▶ [What you need to do]: Copy out, character for character, everything from the start of the records down to the line containing "confidence-band-api [175, 188, 1234, 710]", including both ends. Give only those lines.

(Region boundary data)

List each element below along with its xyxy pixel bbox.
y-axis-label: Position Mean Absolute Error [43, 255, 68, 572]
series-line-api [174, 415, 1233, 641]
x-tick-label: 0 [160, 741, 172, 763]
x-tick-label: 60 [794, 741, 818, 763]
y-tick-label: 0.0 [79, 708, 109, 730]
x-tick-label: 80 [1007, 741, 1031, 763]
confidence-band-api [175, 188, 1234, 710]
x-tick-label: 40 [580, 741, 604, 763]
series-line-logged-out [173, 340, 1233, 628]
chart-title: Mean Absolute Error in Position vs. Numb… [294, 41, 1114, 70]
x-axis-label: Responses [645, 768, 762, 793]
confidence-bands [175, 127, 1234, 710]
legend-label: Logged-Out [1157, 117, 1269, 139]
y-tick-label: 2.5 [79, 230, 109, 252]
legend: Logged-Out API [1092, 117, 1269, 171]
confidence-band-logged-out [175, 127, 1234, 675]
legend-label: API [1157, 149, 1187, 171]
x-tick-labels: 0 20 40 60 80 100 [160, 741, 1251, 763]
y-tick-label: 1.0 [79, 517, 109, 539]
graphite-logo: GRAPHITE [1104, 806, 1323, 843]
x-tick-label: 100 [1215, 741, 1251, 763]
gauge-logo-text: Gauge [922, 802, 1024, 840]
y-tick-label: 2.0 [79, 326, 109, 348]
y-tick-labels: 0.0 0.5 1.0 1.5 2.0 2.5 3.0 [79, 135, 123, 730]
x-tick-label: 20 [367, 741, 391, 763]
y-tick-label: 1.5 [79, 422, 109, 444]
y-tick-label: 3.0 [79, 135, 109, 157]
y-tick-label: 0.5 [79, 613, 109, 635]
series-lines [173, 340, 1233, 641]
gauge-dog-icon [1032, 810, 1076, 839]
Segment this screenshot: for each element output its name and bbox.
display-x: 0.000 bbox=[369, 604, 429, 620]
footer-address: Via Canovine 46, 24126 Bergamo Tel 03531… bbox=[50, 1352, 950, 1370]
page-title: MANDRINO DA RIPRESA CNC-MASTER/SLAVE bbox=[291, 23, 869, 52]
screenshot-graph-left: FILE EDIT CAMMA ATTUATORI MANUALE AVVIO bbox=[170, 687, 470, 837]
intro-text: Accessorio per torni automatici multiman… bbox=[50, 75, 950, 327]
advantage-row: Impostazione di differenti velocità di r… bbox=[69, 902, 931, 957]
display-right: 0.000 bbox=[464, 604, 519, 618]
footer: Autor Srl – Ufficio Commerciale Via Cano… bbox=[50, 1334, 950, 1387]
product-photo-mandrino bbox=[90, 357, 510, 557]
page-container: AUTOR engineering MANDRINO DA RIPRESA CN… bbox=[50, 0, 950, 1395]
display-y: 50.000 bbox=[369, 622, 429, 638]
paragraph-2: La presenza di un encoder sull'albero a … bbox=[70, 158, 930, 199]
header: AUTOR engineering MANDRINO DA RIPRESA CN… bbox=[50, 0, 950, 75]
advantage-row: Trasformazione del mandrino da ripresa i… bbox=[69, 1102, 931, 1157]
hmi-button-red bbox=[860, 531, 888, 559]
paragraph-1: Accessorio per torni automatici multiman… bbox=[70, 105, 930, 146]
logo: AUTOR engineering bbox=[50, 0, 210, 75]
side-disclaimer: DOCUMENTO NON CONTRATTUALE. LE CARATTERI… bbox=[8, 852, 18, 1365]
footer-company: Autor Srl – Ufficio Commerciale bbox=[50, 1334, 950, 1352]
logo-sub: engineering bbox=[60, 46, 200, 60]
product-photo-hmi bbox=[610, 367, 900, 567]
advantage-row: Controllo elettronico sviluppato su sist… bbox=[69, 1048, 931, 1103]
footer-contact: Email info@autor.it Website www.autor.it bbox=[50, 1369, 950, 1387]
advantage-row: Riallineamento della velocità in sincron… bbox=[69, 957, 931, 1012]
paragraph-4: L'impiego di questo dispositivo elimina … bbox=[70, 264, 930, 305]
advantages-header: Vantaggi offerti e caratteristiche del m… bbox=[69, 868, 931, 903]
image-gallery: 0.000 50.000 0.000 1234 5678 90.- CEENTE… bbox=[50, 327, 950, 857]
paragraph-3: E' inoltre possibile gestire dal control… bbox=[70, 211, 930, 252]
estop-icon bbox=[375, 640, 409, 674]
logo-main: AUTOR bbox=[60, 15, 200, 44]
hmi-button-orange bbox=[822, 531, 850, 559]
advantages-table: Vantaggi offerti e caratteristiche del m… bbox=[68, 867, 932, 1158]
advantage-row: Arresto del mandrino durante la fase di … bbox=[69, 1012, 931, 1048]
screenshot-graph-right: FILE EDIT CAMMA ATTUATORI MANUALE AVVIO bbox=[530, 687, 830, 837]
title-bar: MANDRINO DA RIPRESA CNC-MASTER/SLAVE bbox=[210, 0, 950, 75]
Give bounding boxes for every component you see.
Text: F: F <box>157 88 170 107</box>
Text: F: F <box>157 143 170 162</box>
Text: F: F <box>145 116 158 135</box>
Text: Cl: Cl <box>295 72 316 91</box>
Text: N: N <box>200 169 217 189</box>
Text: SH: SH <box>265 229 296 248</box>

▶ [Solved exercise]:
List each element below along with its xyxy pixel bbox.
y-axis-label: Position Mean Absolute Error [43, 255, 68, 572]
series-line-api [174, 415, 1233, 641]
x-tick-label: 0 [160, 741, 172, 763]
x-tick-label: 60 [794, 741, 818, 763]
y-tick-label: 0.0 [79, 708, 109, 730]
x-tick-label: 80 [1007, 741, 1031, 763]
confidence-band-api [175, 188, 1234, 710]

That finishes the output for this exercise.